[Region and label listings]
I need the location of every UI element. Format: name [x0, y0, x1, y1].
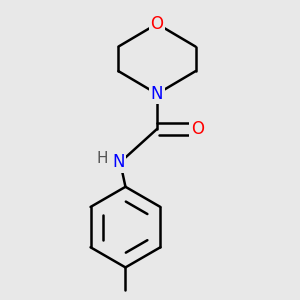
Text: H: H [96, 151, 108, 166]
Text: O: O [151, 15, 164, 33]
Text: O: O [191, 120, 204, 138]
Text: N: N [151, 85, 163, 103]
Text: N: N [112, 153, 125, 171]
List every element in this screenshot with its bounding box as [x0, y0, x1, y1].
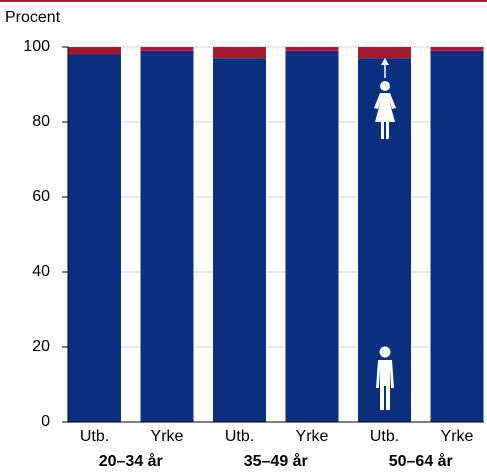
bar-segment	[430, 50, 484, 422]
labels: 0 20 40 60 80 100 Utb. Yrke Utb. Yrke Utb. Yrke 20–3…	[23, 38, 484, 470]
body	[376, 360, 394, 410]
x-tick-label: Utb.	[80, 428, 109, 445]
x-tick-label: Yrke	[296, 428, 329, 445]
y-tick-label: 100	[23, 38, 50, 55]
icons	[374, 58, 396, 410]
female-icon	[374, 58, 396, 139]
bar-segment	[285, 47, 339, 51]
y-tick-label: 40	[32, 263, 50, 280]
head	[379, 346, 391, 358]
bar-segment	[213, 58, 266, 422]
bar-segment	[68, 47, 121, 55]
y-tick-label: 0	[41, 413, 50, 430]
group-label: 20–34 år	[99, 452, 163, 470]
x-tick-label: Yrke	[151, 428, 184, 445]
y-axis-label: Procent	[5, 9, 61, 26]
bar-segment	[285, 50, 339, 422]
arrow-head	[381, 58, 389, 65]
group-label: 50–64 år	[389, 452, 453, 470]
bar-segment	[140, 50, 194, 422]
bars	[68, 47, 484, 422]
x-tick-label: Utb.	[225, 428, 254, 445]
y-tick-label: 60	[32, 188, 50, 205]
y-tick-label: 80	[32, 113, 50, 130]
group-label: 35–49 år	[244, 452, 308, 470]
top-rule	[0, 0, 487, 2]
bar-segment	[358, 47, 411, 59]
grid	[68, 46, 484, 423]
bar-segment	[213, 47, 266, 59]
body	[374, 93, 396, 139]
x-tick-label: Yrke	[441, 428, 474, 445]
bar-segment	[140, 47, 194, 51]
head	[380, 81, 390, 91]
male-icon	[376, 346, 394, 410]
bar-segment	[68, 54, 121, 422]
bar-segment	[430, 47, 484, 51]
y-tick-label: 20	[32, 338, 50, 355]
x-tick-label: Utb.	[370, 428, 399, 445]
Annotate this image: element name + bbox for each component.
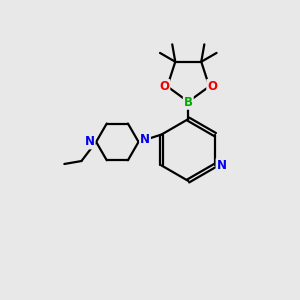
Text: O: O [159,80,169,93]
Text: N: N [140,133,150,146]
Text: O: O [207,80,217,93]
Text: N: N [85,135,95,148]
Text: N: N [217,159,226,172]
Text: B: B [184,96,193,109]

• [PROBLEM DETAILS]:
Output every line of the records as a numbered list, leaving out blank lines and the pictures.

• [COMPLETE RESPONSE]:
1. I need the location of every UI element. Format: name [x0, y0, x1, y1].
2. Text: H: H [96, 151, 108, 166]
3. Text: O: O [151, 15, 164, 33]
4. Text: O: O [191, 120, 204, 138]
5. Text: N: N [151, 85, 163, 103]
6. Text: N: N [112, 153, 125, 171]
7. List every element in this screenshot with its bounding box as [x0, y0, x1, y1].
8. bar-segment	[430, 50, 484, 422]
9. labels: 0 20 40 60 80 100 Utb. Yrke Utb. Yrke Utb. Yrke 20–3…	[23, 38, 484, 470]
10. body	[376, 360, 394, 410]
11. x-tick-label: Utb.	[80, 428, 109, 445]
12. x-tick-label: Yrke	[296, 428, 329, 445]
13. y-tick-label: 100	[23, 38, 50, 55]
14. icons	[374, 58, 396, 410]
15. female-icon	[374, 58, 396, 139]
16. bar-segment	[285, 47, 339, 51]
17. y-tick-label: 40	[32, 263, 50, 280]
18. head	[379, 346, 391, 358]
19. bar-segment	[213, 58, 266, 422]
20. bar-segment	[68, 47, 121, 55]
21. y-tick-label: 0	[41, 413, 50, 430]
22. group-label: 20–34 år	[99, 452, 163, 470]
23. x-tick-label: Yrke	[151, 428, 184, 445]
24. y-axis-label: Procent	[5, 9, 61, 26]
25. bar-segment	[285, 50, 339, 422]
26. arrow-head	[381, 58, 389, 65]
27. group-label: 50–64 år	[389, 452, 453, 470]
28. bar-segment	[140, 50, 194, 422]
29. bars	[68, 47, 484, 422]
30. x-tick-label: Utb.	[225, 428, 254, 445]
31. y-tick-label: 60	[32, 188, 50, 205]
32. y-tick-label: 80	[32, 113, 50, 130]
33. group-label: 35–49 år	[244, 452, 308, 470]
34. top-rule	[0, 0, 487, 2]
35. bar-segment	[358, 47, 411, 59]
36. grid	[68, 46, 484, 423]
37. bar-segment	[213, 47, 266, 59]
38. body	[374, 93, 396, 139]
39. x-tick-label: Yrke	[441, 428, 474, 445]
40. bar-segment	[140, 47, 194, 51]
41. head	[380, 81, 390, 91]
42. male-icon	[376, 346, 394, 410]
43. bar-segment	[68, 54, 121, 422]
44. bar-segment	[430, 47, 484, 51]
45. y-tick-label: 20	[32, 338, 50, 355]
46. x-tick-label: Utb.	[370, 428, 399, 445]
47. Annotate this image: element name + bbox for each component.
48. Text: O: O [159,80,169,93]
49. Text: N: N [140,133,150,146]
50. Text: O: O [207,80,217,93]
51. Text: N: N [85,135,95,148]
52. Text: N: N [217,159,226,172]
53. Text: B: B [184,96,193,109]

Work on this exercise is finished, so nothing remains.